(Items from an interface collection)
= Beginning of Section =
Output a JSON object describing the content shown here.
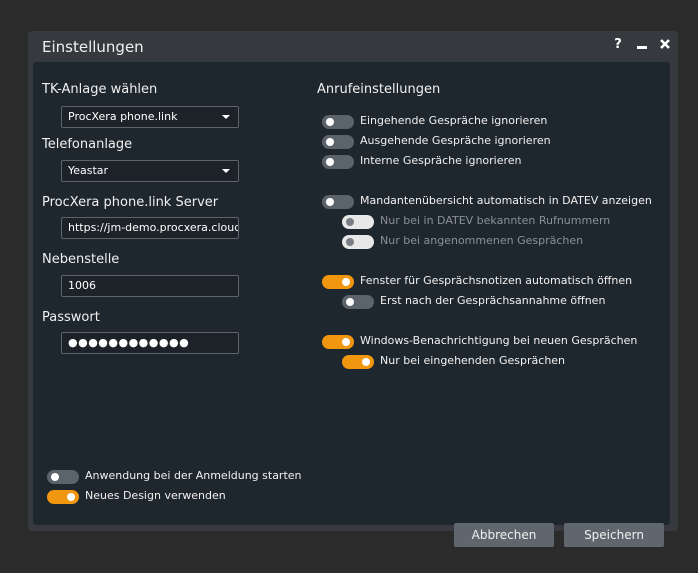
{
  "window": {
    "title": "Einstellungen",
    "help_label": "?",
    "minimize_label": "‒",
    "close_label": "✖"
  },
  "left": {
    "tk_label": "TK-Anlage wählen",
    "tk_value": "ProcXera phone.link",
    "telefon_label": "Telefonanlage",
    "telefon_value": "Yeastar",
    "server_label": "ProcXera phone.link Server",
    "server_value": "https://jm-demo.procxera.cloud/",
    "nebenstelle_label": "Nebenstelle",
    "nebenstelle_value": "1006",
    "passwort_label": "Passwort",
    "passwort_value": "●●●●●●●●●●●●"
  },
  "right": {
    "section_title": "Anrufeinstellungen",
    "toggles": [
      {
        "label": "Eingehende Gespräche ignorieren",
        "state": "off"
      },
      {
        "label": "Ausgehende Gespräche ignorieren",
        "state": "off"
      },
      {
        "label": "Interne Gespräche ignorieren",
        "state": "off"
      },
      {
        "label": "Mandantenübersicht automatisch in DATEV anzeigen",
        "state": "off"
      },
      {
        "label": "Nur bei in DATEV bekannten Rufnummern",
        "state": "disabled"
      },
      {
        "label": "Nur bei angenommenen Gesprächen",
        "state": "disabled"
      },
      {
        "label": "Fenster für Gesprächsnotizen automatisch öffnen",
        "state": "on"
      },
      {
        "label": "Erst nach der Gesprächsannahme öffnen",
        "state": "off"
      },
      {
        "label": "Windows-Benachrichtigung bei neuen Gesprächen",
        "state": "on"
      },
      {
        "label": "Nur bei eingehenden Gesprächen",
        "state": "on"
      }
    ]
  },
  "bottom": {
    "toggles": [
      {
        "label": "Anwendung bei der Anmeldung starten",
        "state": "off"
      },
      {
        "label": "Neues Design verwenden",
        "state": "on"
      }
    ],
    "cancel_label": "Abbrechen",
    "save_label": "Speichern"
  },
  "colors": {
    "accent": "#f0960f",
    "panel": "#1f272e",
    "window": "#36393d"
  }
}
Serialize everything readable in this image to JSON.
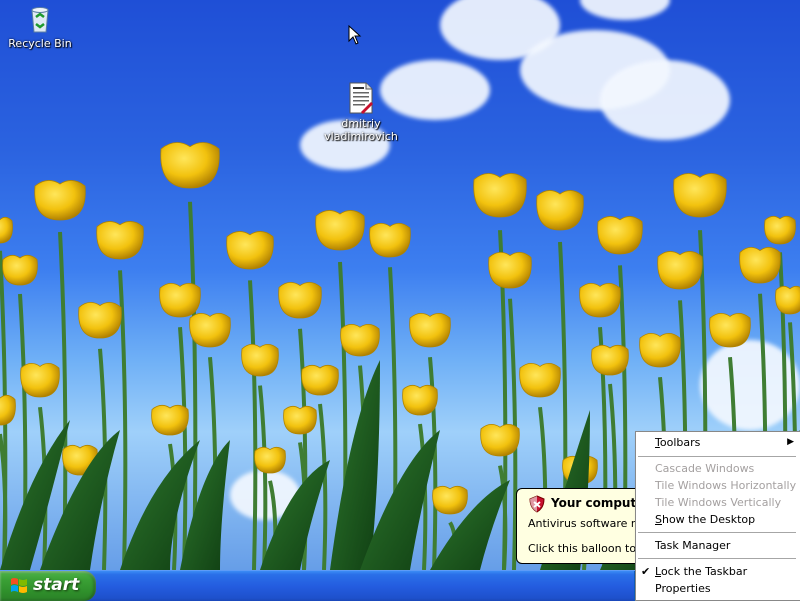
{
  "desktop": {
    "icons": [
      {
        "label_lines": [
          "Recycle Bin"
        ],
        "icon": "recycle-bin-icon"
      },
      {
        "label_lines": [
          "dmitriy",
          "vladimirovich"
        ],
        "icon": "document-icon"
      }
    ]
  },
  "balloon": {
    "icon": "security-shield-icon",
    "title": "Your computer",
    "line1": "Antivirus software mig",
    "line2": "Click this balloon to fix"
  },
  "taskbar": {
    "start_label": "start",
    "colors": {
      "start_green": "#3aa035",
      "bar_blue": "#245de0",
      "tray_blue": "#138fe0"
    }
  },
  "context_menu": {
    "items": [
      {
        "label": "Toolbars",
        "mnemonic": "T",
        "rest": "oolbars",
        "enabled": true,
        "submenu": true
      },
      {
        "label": "Cascade Windows",
        "enabled": false
      },
      {
        "label": "Tile Windows Horizontally",
        "enabled": false
      },
      {
        "label": "Tile Windows Vertically",
        "enabled": false
      },
      {
        "label": "Show the Desktop",
        "mnemonic": "S",
        "rest": "how the Desktop",
        "enabled": true
      },
      {
        "label": "Task Manager",
        "mnemonic": "K",
        "enabled": true
      },
      {
        "label": "Lock the Taskbar",
        "mnemonic": "L",
        "rest": "ock the Taskbar",
        "enabled": true,
        "checked": true
      },
      {
        "label": "Properties",
        "mnemonic": "R",
        "enabled": true
      }
    ],
    "check_glyph": "✔",
    "submenu_glyph": "▶"
  }
}
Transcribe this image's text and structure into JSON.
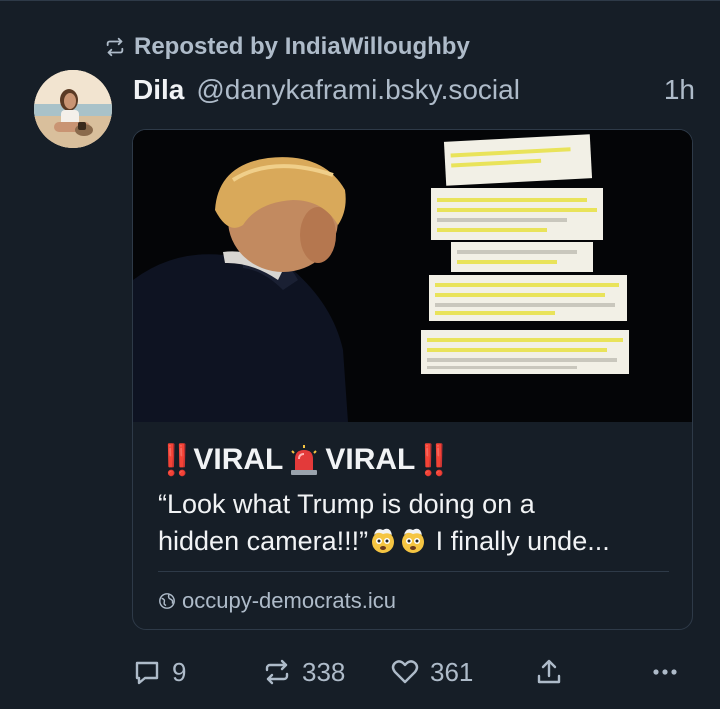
{
  "repost": {
    "label": "Reposted by IndiaWilloughby"
  },
  "author": {
    "name": "Dila",
    "handle": "@danykaframi.bsky.social",
    "time": "1h"
  },
  "card": {
    "title_bangs_left": "‼️",
    "title_word_1": "VIRAL",
    "title_word_2": "VIRAL",
    "title_bangs_right": "‼️",
    "description_line_1": "“Look what Trump is doing on a",
    "description_line_2_before_emoji": "hidden camera!!!”",
    "description_line_2_after_emoji": " I finally unde...",
    "link": "occupy-democrats.icu"
  },
  "actions": {
    "reply_count": "9",
    "repost_count": "338",
    "like_count": "361"
  },
  "colors": {
    "background": "#161e27",
    "border": "#2e3a48",
    "muted_text": "#aebbc9",
    "primary_text": "#f1f3f5",
    "alert_red": "#e0262b"
  }
}
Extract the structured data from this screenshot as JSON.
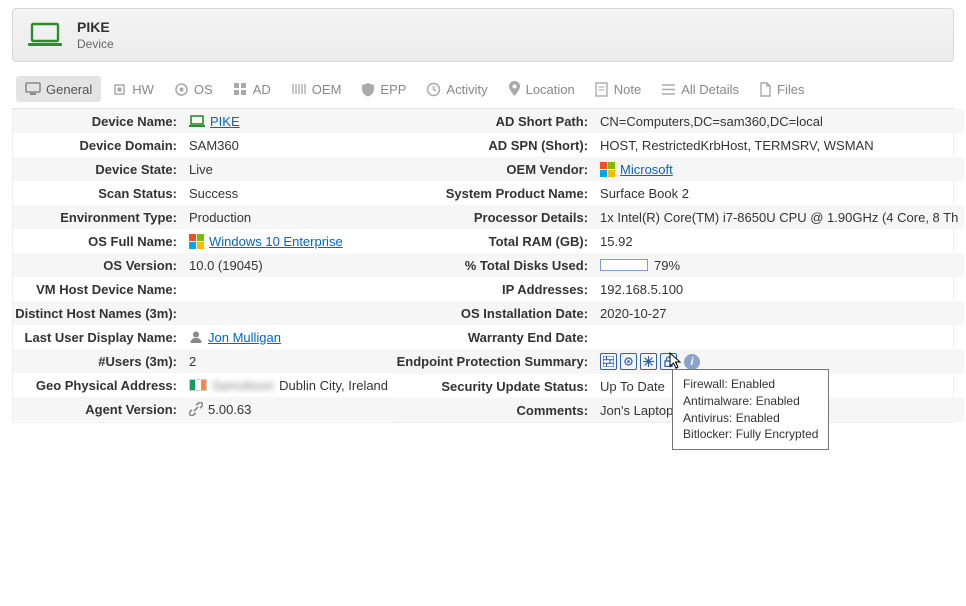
{
  "header": {
    "title": "PIKE",
    "subtitle": "Device"
  },
  "tabs": [
    {
      "id": "general",
      "label": "General"
    },
    {
      "id": "hw",
      "label": "HW"
    },
    {
      "id": "os",
      "label": "OS"
    },
    {
      "id": "ad",
      "label": "AD"
    },
    {
      "id": "oem",
      "label": "OEM"
    },
    {
      "id": "epp",
      "label": "EPP"
    },
    {
      "id": "activity",
      "label": "Activity"
    },
    {
      "id": "location",
      "label": "Location"
    },
    {
      "id": "note",
      "label": "Note"
    },
    {
      "id": "alldetails",
      "label": "All Details"
    },
    {
      "id": "files",
      "label": "Files"
    }
  ],
  "left": {
    "device_name_label": "Device Name:",
    "device_name_value": "PIKE",
    "device_domain_label": "Device Domain:",
    "device_domain_value": "SAM360",
    "device_state_label": "Device State:",
    "device_state_value": "Live",
    "scan_status_label": "Scan Status:",
    "scan_status_value": "Success",
    "env_type_label": "Environment Type:",
    "env_type_value": "Production",
    "os_full_label": "OS Full Name:",
    "os_full_value": "Windows 10 Enterprise",
    "os_version_label": "OS Version:",
    "os_version_value": "10.0 (19045)",
    "vm_host_label": "VM Host Device Name:",
    "vm_host_value": "",
    "distinct_host_label": "Distinct Host Names (3m):",
    "distinct_host_value": "",
    "last_user_label": "Last User Display Name:",
    "last_user_value": "Jon Mulligan",
    "users_3m_label": "#Users (3m):",
    "users_3m_value": "2",
    "geo_addr_label": "Geo Physical Address:",
    "geo_addr_blur": "Samobson",
    "geo_addr_value": "Dublin City, Ireland",
    "agent_version_label": "Agent Version:",
    "agent_version_value": "5.00.63"
  },
  "right": {
    "ad_short_path_label": "AD Short Path:",
    "ad_short_path_value": "CN=Computers,DC=sam360,DC=local",
    "ad_spn_label": "AD SPN (Short):",
    "ad_spn_value": "HOST, RestrictedKrbHost, TERMSRV, WSMAN",
    "oem_vendor_label": "OEM Vendor:",
    "oem_vendor_value": "Microsoft",
    "sys_product_label": "System Product Name:",
    "sys_product_value": "Surface Book 2",
    "processor_label": "Processor Details:",
    "processor_value": "1x Intel(R) Core(TM) i7-8650U CPU @ 1.90GHz (4 Core, 8 Th",
    "total_ram_label": "Total RAM (GB):",
    "total_ram_value": "15.92",
    "disks_used_label": "% Total Disks Used:",
    "disks_used_pct": "79%",
    "disks_used_fill": 79,
    "ip_addresses_label": "IP Addresses:",
    "ip_addresses_value": "192.168.5.100",
    "os_install_date_label": "OS Installation Date:",
    "os_install_date_value": "2020-10-27",
    "warranty_end_label": "Warranty End Date:",
    "warranty_end_value": "",
    "epp_summary_label": "Endpoint Protection Summary:",
    "sec_update_label": "Security Update Status:",
    "sec_update_value": "Up To Date",
    "comments_label": "Comments:",
    "comments_value": "Jon's Laptop"
  },
  "tooltip": {
    "line1": "Firewall: Enabled",
    "line2": "Antimalware: Enabled",
    "line3": "Antivirus: Enabled",
    "line4": "Bitlocker: Fully Encrypted"
  }
}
= End of Section =
Apart from the images, every line above needs to be printed again exactly.

■ ANSWER BELOW
Output a JSON object describing the content shown here.
{
  "window": {
    "title": "Einstellungen",
    "help_label": "?",
    "minimize_label": "‒",
    "close_label": "✖"
  },
  "left": {
    "tk_label": "TK-Anlage wählen",
    "tk_value": "ProcXera phone.link",
    "telefon_label": "Telefonanlage",
    "telefon_value": "Yeastar",
    "server_label": "ProcXera phone.link Server",
    "server_value": "https://jm-demo.procxera.cloud/",
    "nebenstelle_label": "Nebenstelle",
    "nebenstelle_value": "1006",
    "passwort_label": "Passwort",
    "passwort_value": "●●●●●●●●●●●●"
  },
  "right": {
    "section_title": "Anrufeinstellungen",
    "toggles": [
      {
        "label": "Eingehende Gespräche ignorieren",
        "state": "off"
      },
      {
        "label": "Ausgehende Gespräche ignorieren",
        "state": "off"
      },
      {
        "label": "Interne Gespräche ignorieren",
        "state": "off"
      },
      {
        "label": "Mandantenübersicht automatisch in DATEV anzeigen",
        "state": "off"
      },
      {
        "label": "Nur bei in DATEV bekannten Rufnummern",
        "state": "disabled"
      },
      {
        "label": "Nur bei angenommenen Gesprächen",
        "state": "disabled"
      },
      {
        "label": "Fenster für Gesprächsnotizen automatisch öffnen",
        "state": "on"
      },
      {
        "label": "Erst nach der Gesprächsannahme öffnen",
        "state": "off"
      },
      {
        "label": "Windows-Benachrichtigung bei neuen Gesprächen",
        "state": "on"
      },
      {
        "label": "Nur bei eingehenden Gesprächen",
        "state": "on"
      }
    ]
  },
  "bottom": {
    "toggles": [
      {
        "label": "Anwendung bei der Anmeldung starten",
        "state": "off"
      },
      {
        "label": "Neues Design verwenden",
        "state": "on"
      }
    ],
    "cancel_label": "Abbrechen",
    "save_label": "Speichern"
  },
  "colors": {
    "accent": "#f0960f",
    "panel": "#1f272e",
    "window": "#36393d"
  }
}
Serialize everything readable in this image to JSON.
{
  "desktop": {
    "icons": [
      {
        "label_lines": [
          "Recycle Bin"
        ],
        "icon": "recycle-bin-icon"
      },
      {
        "label_lines": [
          "dmitriy",
          "vladimirovich"
        ],
        "icon": "document-icon"
      }
    ]
  },
  "balloon": {
    "icon": "security-shield-icon",
    "title": "Your computer",
    "line1": "Antivirus software mig",
    "line2": "Click this balloon to fix"
  },
  "taskbar": {
    "start_label": "start",
    "colors": {
      "start_green": "#3aa035",
      "bar_blue": "#245de0",
      "tray_blue": "#138fe0"
    }
  },
  "context_menu": {
    "items": [
      {
        "label": "Toolbars",
        "mnemonic": "T",
        "rest": "oolbars",
        "enabled": true,
        "submenu": true
      },
      {
        "label": "Cascade Windows",
        "enabled": false
      },
      {
        "label": "Tile Windows Horizontally",
        "enabled": false
      },
      {
        "label": "Tile Windows Vertically",
        "enabled": false
      },
      {
        "label": "Show the Desktop",
        "mnemonic": "S",
        "rest": "how the Desktop",
        "enabled": true
      },
      {
        "label": "Task Manager",
        "mnemonic": "K",
        "enabled": true
      },
      {
        "label": "Lock the Taskbar",
        "mnemonic": "L",
        "rest": "ock the Taskbar",
        "enabled": true,
        "checked": true
      },
      {
        "label": "Properties",
        "mnemonic": "R",
        "enabled": true
      }
    ],
    "check_glyph": "✔",
    "submenu_glyph": "▶"
  }
}
Transcribe this image's text and structure into JSON.
{
  "repost": {
    "label": "Reposted by IndiaWilloughby"
  },
  "author": {
    "name": "Dila",
    "handle": "@danykaframi.bsky.social",
    "time": "1h"
  },
  "card": {
    "title_bangs_left": "‼️",
    "title_word_1": "VIRAL",
    "title_word_2": "VIRAL",
    "title_bangs_right": "‼️",
    "description_line_1": "“Look what Trump is doing on a",
    "description_line_2_before_emoji": "hidden camera!!!”",
    "description_line_2_after_emoji": " I finally unde...",
    "link": "occupy-democrats.icu"
  },
  "actions": {
    "reply_count": "9",
    "repost_count": "338",
    "like_count": "361"
  },
  "colors": {
    "background": "#161e27",
    "border": "#2e3a48",
    "muted_text": "#aebbc9",
    "primary_text": "#f1f3f5",
    "alert_red": "#e0262b"
  }
}
Extract the structured data from this screenshot as JSON.
{
  "header": {
    "title": "PIKE",
    "subtitle": "Device"
  },
  "tabs": [
    {
      "id": "general",
      "label": "General"
    },
    {
      "id": "hw",
      "label": "HW"
    },
    {
      "id": "os",
      "label": "OS"
    },
    {
      "id": "ad",
      "label": "AD"
    },
    {
      "id": "oem",
      "label": "OEM"
    },
    {
      "id": "epp",
      "label": "EPP"
    },
    {
      "id": "activity",
      "label": "Activity"
    },
    {
      "id": "location",
      "label": "Location"
    },
    {
      "id": "note",
      "label": "Note"
    },
    {
      "id": "alldetails",
      "label": "All Details"
    },
    {
      "id": "files",
      "label": "Files"
    }
  ],
  "left": {
    "device_name_label": "Device Name:",
    "device_name_value": "PIKE",
    "device_domain_label": "Device Domain:",
    "device_domain_value": "SAM360",
    "device_state_label": "Device State:",
    "device_state_value": "Live",
    "scan_status_label": "Scan Status:",
    "scan_status_value": "Success",
    "env_type_label": "Environment Type:",
    "env_type_value": "Production",
    "os_full_label": "OS Full Name:",
    "os_full_value": "Windows 10 Enterprise",
    "os_version_label": "OS Version:",
    "os_version_value": "10.0 (19045)",
    "vm_host_label": "VM Host Device Name:",
    "vm_host_value": "",
    "distinct_host_label": "Distinct Host Names (3m):",
    "distinct_host_value": "",
    "last_user_label": "Last User Display Name:",
    "last_user_value": "Jon Mulligan",
    "users_3m_label": "#Users (3m):",
    "users_3m_value": "2",
    "geo_addr_label": "Geo Physical Address:",
    "geo_addr_blur": "Samobson",
    "geo_addr_value": "Dublin City, Ireland",
    "agent_version_label": "Agent Version:",
    "agent_version_value": "5.00.63"
  },
  "right": {
    "ad_short_path_label": "AD Short Path:",
    "ad_short_path_value": "CN=Computers,DC=sam360,DC=local",
    "ad_spn_label": "AD SPN (Short):",
    "ad_spn_value": "HOST, RestrictedKrbHost, TERMSRV, WSMAN",
    "oem_vendor_label": "OEM Vendor:",
    "oem_vendor_value": "Microsoft",
    "sys_product_label": "System Product Name:",
    "sys_product_value": "Surface Book 2",
    "processor_label": "Processor Details:",
    "processor_value": "1x Intel(R) Core(TM) i7-8650U CPU @ 1.90GHz (4 Core, 8 Th",
    "total_ram_label": "Total RAM (GB):",
    "total_ram_value": "15.92",
    "disks_used_label": "% Total Disks Used:",
    "disks_used_pct": "79%",
    "disks_used_fill": 79,
    "ip_addresses_label": "IP Addresses:",
    "ip_addresses_value": "192.168.5.100",
    "os_install_date_label": "OS Installation Date:",
    "os_install_date_value": "2020-10-27",
    "warranty_end_label": "Warranty End Date:",
    "warranty_end_value": "",
    "epp_summary_label": "Endpoint Protection Summary:",
    "sec_update_label": "Security Update Status:",
    "sec_update_value": "Up To Date",
    "comments_label": "Comments:",
    "comments_value": "Jon's Laptop"
  },
  "tooltip": {
    "line1": "Firewall: Enabled",
    "line2": "Antimalware: Enabled",
    "line3": "Antivirus: Enabled",
    "line4": "Bitlocker: Fully Encrypted"
  }
}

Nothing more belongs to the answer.